Reproduce word for word the passage of the prioritized experience replay thread below, starting with "Can someone explain" and going on through "does happen sometimes.".

• **DOCUMENT TEXT**
════════════════════

Why do authors track γtγt in Prioritized Experience Replay Paper?

人工智能 dqn deep-rl experience-replay
2021-10-22 16:55:02

In the original prioritized experience replay paper, the authors track γt in every state transition tuple (see line 6 in algorithm below):

algorithm

Why do the authors track this at every time step? Also, many blog posts and implementations leave this out (including I believe the OpenAI implementation on github).

Can someone explain explicitly how γt is used in this algorithm?

Note: I understand the typical use of γ as a discount factor. But typically gamma remains fixed. Which is why I’m curious as to the need to track it.

1个回答

In some cases we may wish to have a discount factor γt which depends on time t (or depends on state st and/or action at, leading to an indirect dependence on time t). Indeed we do not usually do this, but it does happen sometimes.

I guess that, from a theoretical point of view, it was very easy of the authors to make their algorithm more flexible/general and also support this (somewhat rare) case of time-varying discount factor. If it had been very complicated for them to support this option, they may have chosen not to; but if it's trivial to do so, well, why not?

Practical implementations will often indeed ignore that possibility if they're not using it, and can avoid including γt values in the replay buffer altogether if it is known to be a constant γt=γ for all t. As far as I can see, in the experiments discussed in this paper they also only used a fixed, constant γ.

════════════════════

• **DATASET ENTRIES**
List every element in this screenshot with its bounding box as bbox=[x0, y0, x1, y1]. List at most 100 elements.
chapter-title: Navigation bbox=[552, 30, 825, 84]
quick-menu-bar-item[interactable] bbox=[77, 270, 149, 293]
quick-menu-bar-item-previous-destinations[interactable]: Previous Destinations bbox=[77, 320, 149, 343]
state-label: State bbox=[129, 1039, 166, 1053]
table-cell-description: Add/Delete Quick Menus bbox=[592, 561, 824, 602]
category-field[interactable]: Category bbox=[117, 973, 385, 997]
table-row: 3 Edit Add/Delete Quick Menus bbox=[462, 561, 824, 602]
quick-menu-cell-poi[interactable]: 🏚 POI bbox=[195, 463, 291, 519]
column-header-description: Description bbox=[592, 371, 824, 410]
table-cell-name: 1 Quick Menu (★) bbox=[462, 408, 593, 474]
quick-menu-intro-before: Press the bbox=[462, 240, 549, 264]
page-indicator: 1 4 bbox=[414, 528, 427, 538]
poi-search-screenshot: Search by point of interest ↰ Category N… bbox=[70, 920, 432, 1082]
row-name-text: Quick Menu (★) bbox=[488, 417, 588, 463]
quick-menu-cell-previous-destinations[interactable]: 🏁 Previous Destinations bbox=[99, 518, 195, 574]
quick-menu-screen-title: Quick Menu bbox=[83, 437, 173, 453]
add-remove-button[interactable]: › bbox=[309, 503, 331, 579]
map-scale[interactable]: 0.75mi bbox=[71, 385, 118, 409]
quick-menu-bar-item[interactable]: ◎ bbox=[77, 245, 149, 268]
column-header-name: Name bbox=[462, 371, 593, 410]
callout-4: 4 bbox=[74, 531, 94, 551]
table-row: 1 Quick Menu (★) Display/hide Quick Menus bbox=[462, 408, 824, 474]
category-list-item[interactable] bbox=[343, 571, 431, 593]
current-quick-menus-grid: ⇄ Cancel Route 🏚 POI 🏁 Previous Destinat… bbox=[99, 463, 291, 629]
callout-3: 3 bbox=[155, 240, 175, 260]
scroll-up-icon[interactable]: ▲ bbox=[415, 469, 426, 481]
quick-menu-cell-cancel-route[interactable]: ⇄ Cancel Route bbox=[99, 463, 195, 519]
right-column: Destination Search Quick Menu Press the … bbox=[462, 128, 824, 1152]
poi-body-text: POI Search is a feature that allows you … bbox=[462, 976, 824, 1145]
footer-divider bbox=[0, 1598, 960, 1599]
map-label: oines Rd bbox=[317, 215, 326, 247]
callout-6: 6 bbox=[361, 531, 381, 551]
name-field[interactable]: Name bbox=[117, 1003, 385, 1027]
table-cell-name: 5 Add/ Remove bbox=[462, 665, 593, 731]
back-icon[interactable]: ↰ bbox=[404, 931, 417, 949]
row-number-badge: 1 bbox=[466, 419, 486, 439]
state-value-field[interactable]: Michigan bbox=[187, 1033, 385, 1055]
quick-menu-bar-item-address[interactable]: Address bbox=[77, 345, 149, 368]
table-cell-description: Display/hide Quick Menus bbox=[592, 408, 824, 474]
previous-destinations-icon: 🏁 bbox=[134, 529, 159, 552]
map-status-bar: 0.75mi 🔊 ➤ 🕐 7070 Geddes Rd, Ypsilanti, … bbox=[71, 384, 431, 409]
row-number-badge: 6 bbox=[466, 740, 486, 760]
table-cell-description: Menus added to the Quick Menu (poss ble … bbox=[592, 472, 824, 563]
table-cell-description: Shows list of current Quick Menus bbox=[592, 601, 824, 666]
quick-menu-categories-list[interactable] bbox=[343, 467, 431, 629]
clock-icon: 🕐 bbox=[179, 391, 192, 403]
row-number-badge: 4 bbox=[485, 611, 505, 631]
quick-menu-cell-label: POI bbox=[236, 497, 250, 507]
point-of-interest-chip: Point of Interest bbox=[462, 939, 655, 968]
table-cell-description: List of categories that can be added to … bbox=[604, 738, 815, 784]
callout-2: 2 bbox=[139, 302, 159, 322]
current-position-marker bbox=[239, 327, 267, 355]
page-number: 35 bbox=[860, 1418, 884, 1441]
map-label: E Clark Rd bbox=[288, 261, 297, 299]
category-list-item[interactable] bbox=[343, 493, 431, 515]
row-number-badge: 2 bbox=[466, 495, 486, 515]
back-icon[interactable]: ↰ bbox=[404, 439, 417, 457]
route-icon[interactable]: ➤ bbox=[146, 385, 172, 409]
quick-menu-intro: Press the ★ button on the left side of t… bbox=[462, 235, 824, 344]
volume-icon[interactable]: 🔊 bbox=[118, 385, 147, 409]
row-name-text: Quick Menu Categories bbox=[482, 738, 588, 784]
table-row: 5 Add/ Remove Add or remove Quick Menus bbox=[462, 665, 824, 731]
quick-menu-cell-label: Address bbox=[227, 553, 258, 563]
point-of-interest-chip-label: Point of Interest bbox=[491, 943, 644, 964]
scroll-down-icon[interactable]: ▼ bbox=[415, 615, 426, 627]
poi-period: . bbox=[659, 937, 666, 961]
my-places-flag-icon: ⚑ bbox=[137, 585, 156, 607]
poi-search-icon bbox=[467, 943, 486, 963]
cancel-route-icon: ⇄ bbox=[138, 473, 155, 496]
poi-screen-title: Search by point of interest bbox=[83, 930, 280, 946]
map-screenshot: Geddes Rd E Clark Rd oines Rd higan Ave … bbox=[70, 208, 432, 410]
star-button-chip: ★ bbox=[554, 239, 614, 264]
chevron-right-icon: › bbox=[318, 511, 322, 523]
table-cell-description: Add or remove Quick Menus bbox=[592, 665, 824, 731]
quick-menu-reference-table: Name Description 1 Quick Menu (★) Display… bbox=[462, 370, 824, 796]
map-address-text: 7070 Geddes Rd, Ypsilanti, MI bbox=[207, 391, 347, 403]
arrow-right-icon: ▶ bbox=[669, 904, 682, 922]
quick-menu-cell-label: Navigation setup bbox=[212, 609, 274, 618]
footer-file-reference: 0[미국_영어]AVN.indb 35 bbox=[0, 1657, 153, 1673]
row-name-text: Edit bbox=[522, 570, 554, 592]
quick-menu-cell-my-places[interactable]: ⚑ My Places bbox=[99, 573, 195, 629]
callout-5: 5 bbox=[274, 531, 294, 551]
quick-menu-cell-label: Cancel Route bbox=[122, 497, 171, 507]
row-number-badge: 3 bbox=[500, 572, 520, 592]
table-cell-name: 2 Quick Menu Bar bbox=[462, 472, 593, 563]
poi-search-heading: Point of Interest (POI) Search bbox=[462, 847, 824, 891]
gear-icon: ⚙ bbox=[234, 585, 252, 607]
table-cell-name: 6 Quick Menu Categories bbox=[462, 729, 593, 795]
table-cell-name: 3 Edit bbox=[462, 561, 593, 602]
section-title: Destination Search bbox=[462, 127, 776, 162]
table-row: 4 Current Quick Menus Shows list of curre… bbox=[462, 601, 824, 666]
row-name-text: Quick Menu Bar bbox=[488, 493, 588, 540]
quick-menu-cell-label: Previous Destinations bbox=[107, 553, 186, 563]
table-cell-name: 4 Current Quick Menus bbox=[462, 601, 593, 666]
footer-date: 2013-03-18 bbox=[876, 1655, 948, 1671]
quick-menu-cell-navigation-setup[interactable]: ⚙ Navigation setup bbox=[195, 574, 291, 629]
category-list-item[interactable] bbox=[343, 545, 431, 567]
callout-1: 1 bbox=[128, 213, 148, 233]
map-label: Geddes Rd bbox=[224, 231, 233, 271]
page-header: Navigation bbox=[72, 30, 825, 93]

════════════════════

• **COMPLETED EXERCISE**
Can someone explain explicitly how γt is used in this algorithm?

Note: I understand the typical use of γ as a discount factor. But typically gamma remains fixed. Which is why I’m curious as to the need to track it.

1个回答

In some cases we may wish to have a discount factor γt which depends on time t (or depends on state st and/or action at, leading to an indirect dependence on time t). Indeed we do not usually do this, but it does happen sometimes.